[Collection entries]
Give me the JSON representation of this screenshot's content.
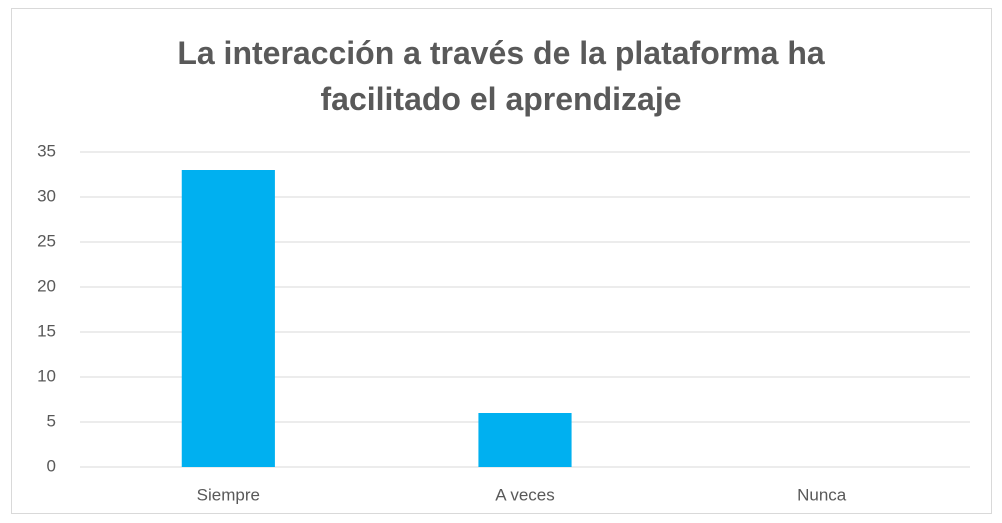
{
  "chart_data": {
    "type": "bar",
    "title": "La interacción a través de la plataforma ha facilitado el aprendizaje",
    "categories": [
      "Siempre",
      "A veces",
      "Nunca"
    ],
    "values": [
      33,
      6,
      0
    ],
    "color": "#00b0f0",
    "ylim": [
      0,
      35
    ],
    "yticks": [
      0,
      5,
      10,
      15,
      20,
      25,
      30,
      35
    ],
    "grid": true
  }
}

* * *

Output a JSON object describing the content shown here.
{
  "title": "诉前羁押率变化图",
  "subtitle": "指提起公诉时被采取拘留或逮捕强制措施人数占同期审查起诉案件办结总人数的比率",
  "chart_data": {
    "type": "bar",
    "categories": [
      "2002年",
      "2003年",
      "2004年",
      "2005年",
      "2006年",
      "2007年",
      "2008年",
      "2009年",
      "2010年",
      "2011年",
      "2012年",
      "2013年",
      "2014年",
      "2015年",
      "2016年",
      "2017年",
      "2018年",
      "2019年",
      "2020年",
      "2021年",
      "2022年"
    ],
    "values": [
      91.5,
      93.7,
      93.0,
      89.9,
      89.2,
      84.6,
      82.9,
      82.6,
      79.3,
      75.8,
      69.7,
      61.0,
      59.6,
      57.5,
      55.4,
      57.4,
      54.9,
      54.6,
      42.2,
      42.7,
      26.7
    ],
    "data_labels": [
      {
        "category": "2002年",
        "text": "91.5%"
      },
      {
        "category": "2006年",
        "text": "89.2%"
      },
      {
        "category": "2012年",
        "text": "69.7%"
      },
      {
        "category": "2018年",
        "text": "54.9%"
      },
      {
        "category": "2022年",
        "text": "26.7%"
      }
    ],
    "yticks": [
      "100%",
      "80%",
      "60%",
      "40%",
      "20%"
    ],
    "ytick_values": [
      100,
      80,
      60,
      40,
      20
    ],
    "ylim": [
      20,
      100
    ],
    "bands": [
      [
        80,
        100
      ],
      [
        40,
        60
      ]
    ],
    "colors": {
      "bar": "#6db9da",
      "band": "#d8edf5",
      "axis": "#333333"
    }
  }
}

...

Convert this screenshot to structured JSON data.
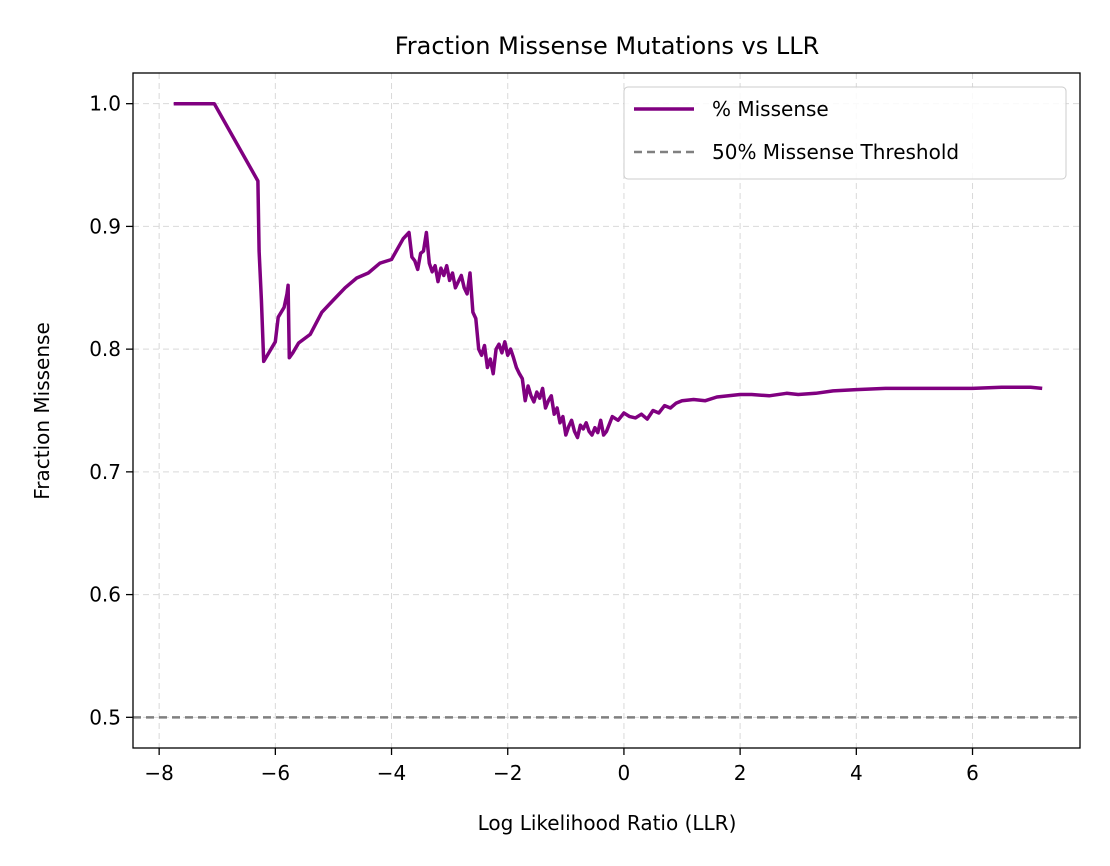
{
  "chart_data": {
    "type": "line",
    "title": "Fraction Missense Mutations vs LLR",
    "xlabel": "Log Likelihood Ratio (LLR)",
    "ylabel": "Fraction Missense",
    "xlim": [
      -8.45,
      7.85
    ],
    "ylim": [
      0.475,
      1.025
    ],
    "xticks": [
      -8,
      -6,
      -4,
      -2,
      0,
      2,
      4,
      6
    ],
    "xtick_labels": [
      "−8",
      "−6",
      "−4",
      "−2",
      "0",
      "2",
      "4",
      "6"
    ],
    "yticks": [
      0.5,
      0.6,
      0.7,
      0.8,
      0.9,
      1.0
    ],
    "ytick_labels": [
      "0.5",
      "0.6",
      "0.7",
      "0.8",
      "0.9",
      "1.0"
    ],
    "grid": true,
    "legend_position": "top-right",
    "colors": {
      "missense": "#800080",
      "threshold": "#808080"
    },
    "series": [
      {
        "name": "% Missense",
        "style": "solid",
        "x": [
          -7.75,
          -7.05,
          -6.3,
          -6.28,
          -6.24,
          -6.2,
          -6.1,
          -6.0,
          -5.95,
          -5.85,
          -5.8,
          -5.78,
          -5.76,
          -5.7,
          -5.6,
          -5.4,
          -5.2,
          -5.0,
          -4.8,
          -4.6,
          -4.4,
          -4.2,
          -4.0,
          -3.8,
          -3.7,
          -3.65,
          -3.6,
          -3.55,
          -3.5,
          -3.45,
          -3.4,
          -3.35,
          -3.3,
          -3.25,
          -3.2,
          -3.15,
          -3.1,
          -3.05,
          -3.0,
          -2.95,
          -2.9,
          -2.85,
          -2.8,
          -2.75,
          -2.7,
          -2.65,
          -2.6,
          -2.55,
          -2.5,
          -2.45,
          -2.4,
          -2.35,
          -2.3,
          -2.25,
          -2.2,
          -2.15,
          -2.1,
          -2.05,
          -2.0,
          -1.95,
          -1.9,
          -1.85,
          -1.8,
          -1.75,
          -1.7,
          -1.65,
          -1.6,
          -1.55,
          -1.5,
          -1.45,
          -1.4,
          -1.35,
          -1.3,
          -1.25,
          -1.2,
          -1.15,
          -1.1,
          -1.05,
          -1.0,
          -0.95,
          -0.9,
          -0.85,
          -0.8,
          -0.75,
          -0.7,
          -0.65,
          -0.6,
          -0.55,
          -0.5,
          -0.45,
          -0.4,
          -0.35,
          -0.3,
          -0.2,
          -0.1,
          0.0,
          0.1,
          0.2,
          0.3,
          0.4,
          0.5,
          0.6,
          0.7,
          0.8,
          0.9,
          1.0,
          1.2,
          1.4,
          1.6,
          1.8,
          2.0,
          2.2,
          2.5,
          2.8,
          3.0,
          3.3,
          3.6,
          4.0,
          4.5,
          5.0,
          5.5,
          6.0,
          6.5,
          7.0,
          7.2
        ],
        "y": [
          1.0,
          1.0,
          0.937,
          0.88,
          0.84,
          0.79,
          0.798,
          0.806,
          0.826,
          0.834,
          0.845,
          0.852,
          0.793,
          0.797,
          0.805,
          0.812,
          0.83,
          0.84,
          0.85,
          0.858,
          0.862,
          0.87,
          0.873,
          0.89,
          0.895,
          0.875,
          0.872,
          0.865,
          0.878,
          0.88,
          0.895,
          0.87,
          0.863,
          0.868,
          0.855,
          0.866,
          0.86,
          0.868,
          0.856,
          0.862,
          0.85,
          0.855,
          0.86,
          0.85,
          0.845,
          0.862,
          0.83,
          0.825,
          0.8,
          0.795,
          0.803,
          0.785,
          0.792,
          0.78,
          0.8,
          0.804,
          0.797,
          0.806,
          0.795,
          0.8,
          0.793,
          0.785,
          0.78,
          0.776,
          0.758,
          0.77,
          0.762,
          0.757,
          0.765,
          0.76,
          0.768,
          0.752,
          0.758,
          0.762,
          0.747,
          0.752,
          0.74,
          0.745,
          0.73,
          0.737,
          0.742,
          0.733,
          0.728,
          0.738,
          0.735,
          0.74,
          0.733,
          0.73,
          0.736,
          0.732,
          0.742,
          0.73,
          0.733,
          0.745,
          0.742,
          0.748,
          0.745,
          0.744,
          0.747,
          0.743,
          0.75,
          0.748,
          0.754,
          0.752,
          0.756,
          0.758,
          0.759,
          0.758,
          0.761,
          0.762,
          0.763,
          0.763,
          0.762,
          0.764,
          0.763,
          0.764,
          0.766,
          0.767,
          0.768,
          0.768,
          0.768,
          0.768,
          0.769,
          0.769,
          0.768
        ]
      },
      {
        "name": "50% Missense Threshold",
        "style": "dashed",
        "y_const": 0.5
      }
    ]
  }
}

# STATED EXERCISE
Search the material above for "JSON". Pull out each line where it shows up.

# WORKED SOLUTION
Give me the JSON representation of this screenshot's content.
Output a JSON object describing the content shown here.
Convert this screenshot to structured JSON data.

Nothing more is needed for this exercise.